[Work to be completed]: Only a number is wanted: the count of lines in this listing that contain "SlowStart".

[Start of Data excerpts]

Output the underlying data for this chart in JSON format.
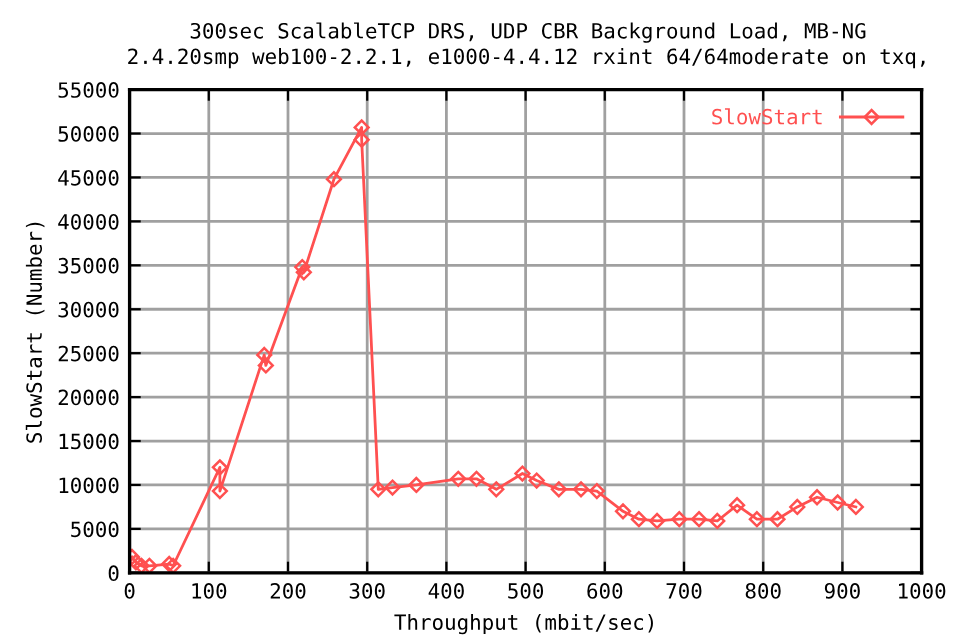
{
  "chart_data": {
    "type": "line",
    "title": "300sec ScalableTCP DRS, UDP CBR Background Load, MB-NG",
    "subtitle": "2.4.20smp web100-2.2.1, e1000-4.4.12 rxint 64/64moderate on txq,",
    "xlabel": "Throughput (mbit/sec)",
    "ylabel": "SlowStart (Number)",
    "series": [
      {
        "name": "SlowStart",
        "color": "#ff5050",
        "x": [
          3,
          8,
          15,
          25,
          50,
          55,
          114,
          114,
          170,
          172,
          218,
          220,
          258,
          293,
          293,
          314,
          332,
          362,
          415,
          438,
          463,
          496,
          514,
          542,
          570,
          590,
          623,
          643,
          666,
          694,
          719,
          742,
          767,
          792,
          818,
          843,
          868,
          894,
          917
        ],
        "values": [
          1800,
          1200,
          800,
          800,
          1000,
          800,
          12000,
          9300,
          24800,
          23600,
          34800,
          34200,
          44800,
          50700,
          49300,
          9500,
          9700,
          10000,
          10700,
          10700,
          9500,
          11300,
          10500,
          9500,
          9500,
          9300,
          7000,
          6100,
          5900,
          6100,
          6100,
          5900,
          7700,
          6100,
          6100,
          7500,
          8600,
          8000,
          7500
        ]
      }
    ],
    "xlim": [
      0,
      1000
    ],
    "xticks": [
      0,
      100,
      200,
      300,
      400,
      500,
      600,
      700,
      800,
      900,
      1000
    ],
    "ylim": [
      0,
      55000
    ],
    "yticks": [
      0,
      5000,
      10000,
      15000,
      20000,
      25000,
      30000,
      35000,
      40000,
      45000,
      50000,
      55000
    ],
    "grid": true,
    "legend": "top right",
    "marker": "diamond",
    "line_style": "solid"
  }
}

[End of Data excerpts]

[Output below]: 2